Pull each line holding the word "xlabel" from the data.

Dataset entries:

******************************

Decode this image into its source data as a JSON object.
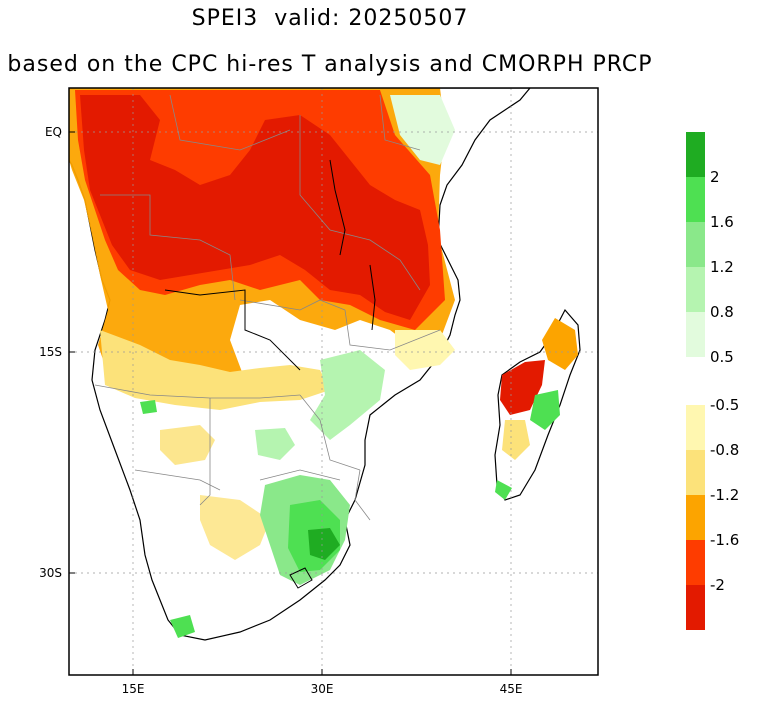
{
  "title": "SPEI3  valid: 20250507",
  "subtitle": "based on the CPC hi-res T analysis and CMORPH PRCP",
  "map": {
    "lon_ticks": [
      "15E",
      "30E",
      "45E"
    ],
    "lat_ticks": [
      "EQ",
      "15S",
      "30S"
    ],
    "grid": true
  },
  "colorbar": {
    "wet": [
      {
        "color": "#1fac22",
        "label": ""
      },
      {
        "color": "#4ee052",
        "label": "2"
      },
      {
        "color": "#8ae88a",
        "label": "1.6"
      },
      {
        "color": "#b5f4b0",
        "label": "1.2"
      },
      {
        "color": "#e2fbdd",
        "label": "0.8"
      }
    ],
    "wet_bottom_label": "0.5",
    "dry": [
      {
        "color": "#fff7b0",
        "label": "-0.5"
      },
      {
        "color": "#fce27a",
        "label": "-0.8"
      },
      {
        "color": "#fca400",
        "label": "-1.2"
      },
      {
        "color": "#fe3c00",
        "label": "-1.6"
      },
      {
        "color": "#e31a00",
        "label": "-2"
      }
    ],
    "colors": {
      "white": "#ffffff",
      "ocean": "#ffffff"
    }
  }
}
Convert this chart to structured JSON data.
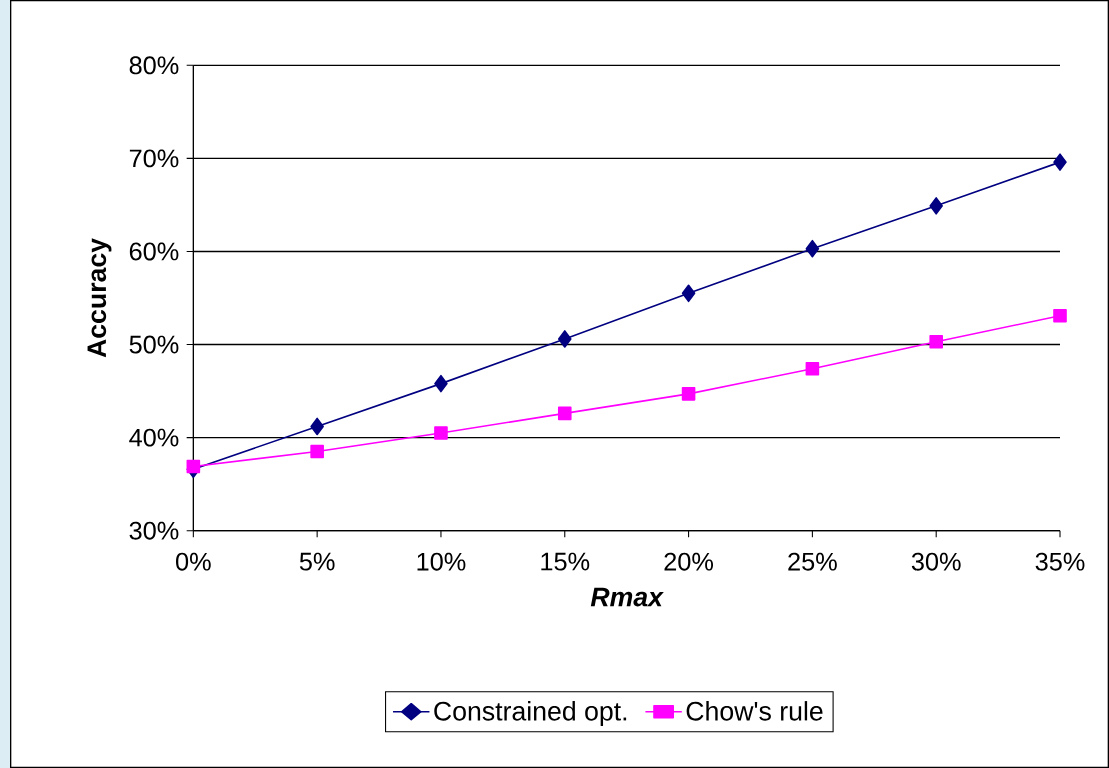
{
  "chart_data": {
    "type": "line",
    "xlabel": "Rmax",
    "ylabel": "Accuracy",
    "x": [
      0,
      5,
      10,
      15,
      20,
      25,
      30,
      35
    ],
    "series": [
      {
        "name": "Constrained opt.",
        "color": "#000080",
        "marker": "diamond",
        "values": [
          36.6,
          41.2,
          45.8,
          50.6,
          55.5,
          60.3,
          64.9,
          69.6
        ]
      },
      {
        "name": "Chow's rule",
        "color": "#ff00ff",
        "marker": "square",
        "values": [
          36.9,
          38.5,
          40.5,
          42.6,
          44.7,
          47.4,
          50.3,
          53.1
        ]
      }
    ],
    "xlim": [
      0,
      35
    ],
    "ylim": [
      30,
      80
    ],
    "xticks": [
      {
        "value": 0,
        "label": "0%"
      },
      {
        "value": 5,
        "label": "5%"
      },
      {
        "value": 10,
        "label": "10%"
      },
      {
        "value": 15,
        "label": "15%"
      },
      {
        "value": 20,
        "label": "20%"
      },
      {
        "value": 25,
        "label": "25%"
      },
      {
        "value": 30,
        "label": "30%"
      },
      {
        "value": 35,
        "label": "35%"
      }
    ],
    "yticks": [
      {
        "value": 30,
        "label": "30%"
      },
      {
        "value": 40,
        "label": "40%"
      },
      {
        "value": 50,
        "label": "50%"
      },
      {
        "value": 60,
        "label": "60%"
      },
      {
        "value": 70,
        "label": "70%"
      },
      {
        "value": 80,
        "label": "80%"
      }
    ],
    "grid": "y",
    "legend": "bottom",
    "line_style": "solid"
  }
}
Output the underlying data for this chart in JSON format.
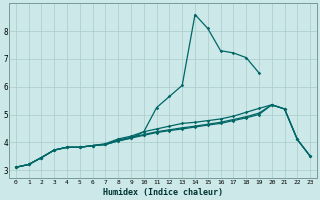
{
  "xlabel": "Humidex (Indice chaleur)",
  "bg_color": "#cce8e8",
  "line_color": "#006666",
  "grid_color": "#aacccc",
  "xlim": [
    -0.5,
    23.5
  ],
  "ylim": [
    2.7,
    9.0
  ],
  "xticks": [
    0,
    1,
    2,
    3,
    4,
    5,
    6,
    7,
    8,
    9,
    10,
    11,
    12,
    13,
    14,
    15,
    16,
    17,
    18,
    19,
    20,
    21,
    22,
    23
  ],
  "yticks": [
    3,
    4,
    5,
    6,
    7,
    8
  ],
  "line1_x": [
    0,
    1,
    2,
    3,
    4,
    5,
    6,
    7,
    8,
    9,
    10,
    11,
    12,
    13,
    14,
    15,
    16,
    17,
    18,
    19,
    20,
    21,
    22,
    23
  ],
  "line1_y": [
    3.1,
    3.2,
    3.45,
    3.72,
    3.82,
    3.82,
    3.88,
    3.92,
    4.05,
    4.15,
    4.25,
    4.35,
    4.42,
    4.48,
    4.55,
    4.62,
    4.68,
    4.78,
    4.88,
    5.0,
    5.35,
    5.2,
    4.1,
    3.5
  ],
  "line2_x": [
    0,
    1,
    2,
    3,
    4,
    5,
    6,
    7,
    8,
    9,
    10,
    11,
    12,
    13,
    14,
    15,
    16,
    17,
    18,
    19,
    20,
    21,
    22,
    23
  ],
  "line2_y": [
    3.1,
    3.2,
    3.45,
    3.72,
    3.82,
    3.82,
    3.88,
    3.92,
    4.05,
    4.15,
    4.38,
    5.25,
    5.65,
    6.05,
    8.6,
    8.1,
    7.3,
    7.22,
    7.05,
    6.5,
    null,
    null,
    null,
    null
  ],
  "line3_x": [
    0,
    1,
    2,
    3,
    4,
    5,
    6,
    7,
    8,
    9,
    10,
    11,
    12,
    13,
    14,
    15,
    16,
    17,
    18,
    19,
    20,
    21,
    22,
    23
  ],
  "line3_y": [
    3.1,
    3.2,
    3.45,
    3.72,
    3.82,
    3.82,
    3.88,
    3.92,
    4.08,
    4.18,
    4.28,
    4.38,
    4.45,
    4.52,
    4.58,
    4.65,
    4.72,
    4.82,
    4.92,
    5.05,
    5.35,
    5.2,
    4.1,
    3.5
  ],
  "line4_x": [
    0,
    1,
    2,
    3,
    4,
    5,
    6,
    7,
    8,
    9,
    10,
    11,
    12,
    13,
    14,
    15,
    16,
    17,
    18,
    19,
    20,
    21,
    22,
    23
  ],
  "line4_y": [
    3.1,
    3.2,
    3.45,
    3.72,
    3.82,
    3.82,
    3.88,
    3.95,
    4.12,
    4.22,
    4.38,
    4.48,
    4.58,
    4.68,
    4.72,
    4.78,
    4.84,
    4.94,
    5.08,
    5.22,
    5.35,
    5.2,
    4.1,
    3.5
  ]
}
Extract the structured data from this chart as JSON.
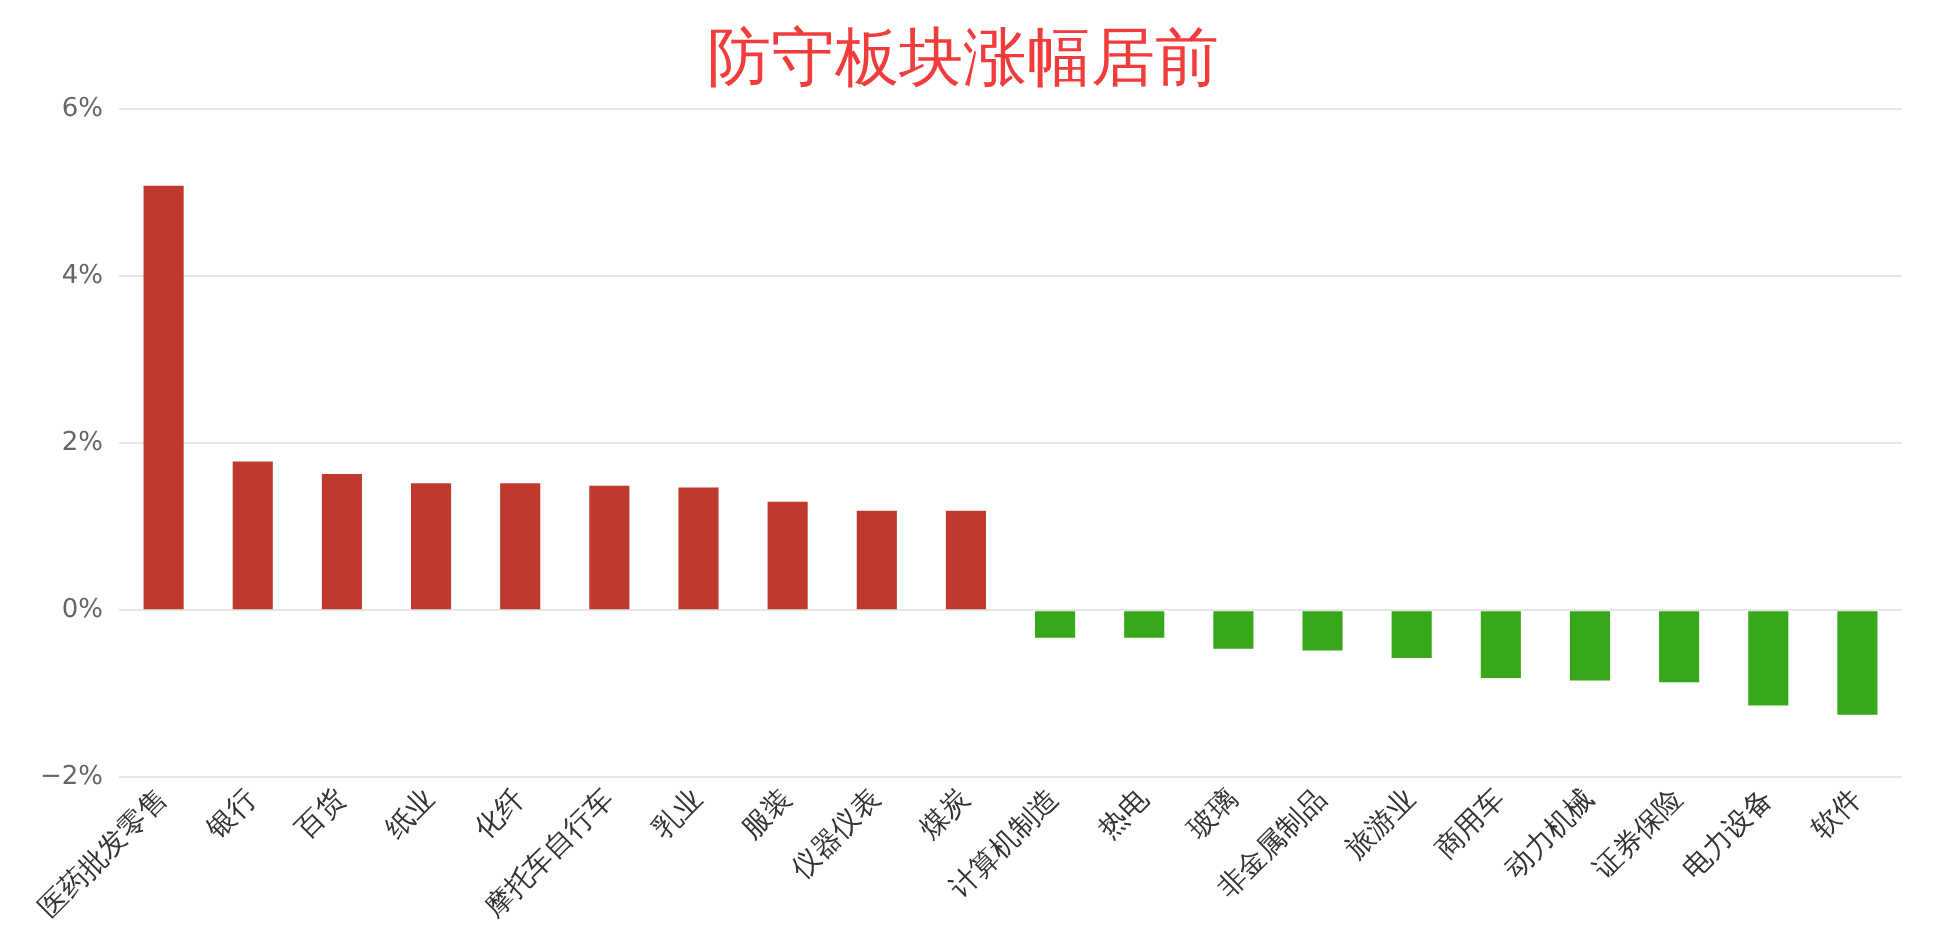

******************************

» ANSWER TO THE TASK:
    "xlabel": "Rmax",
  "xlabel": "Humidex (Indice chaleur)",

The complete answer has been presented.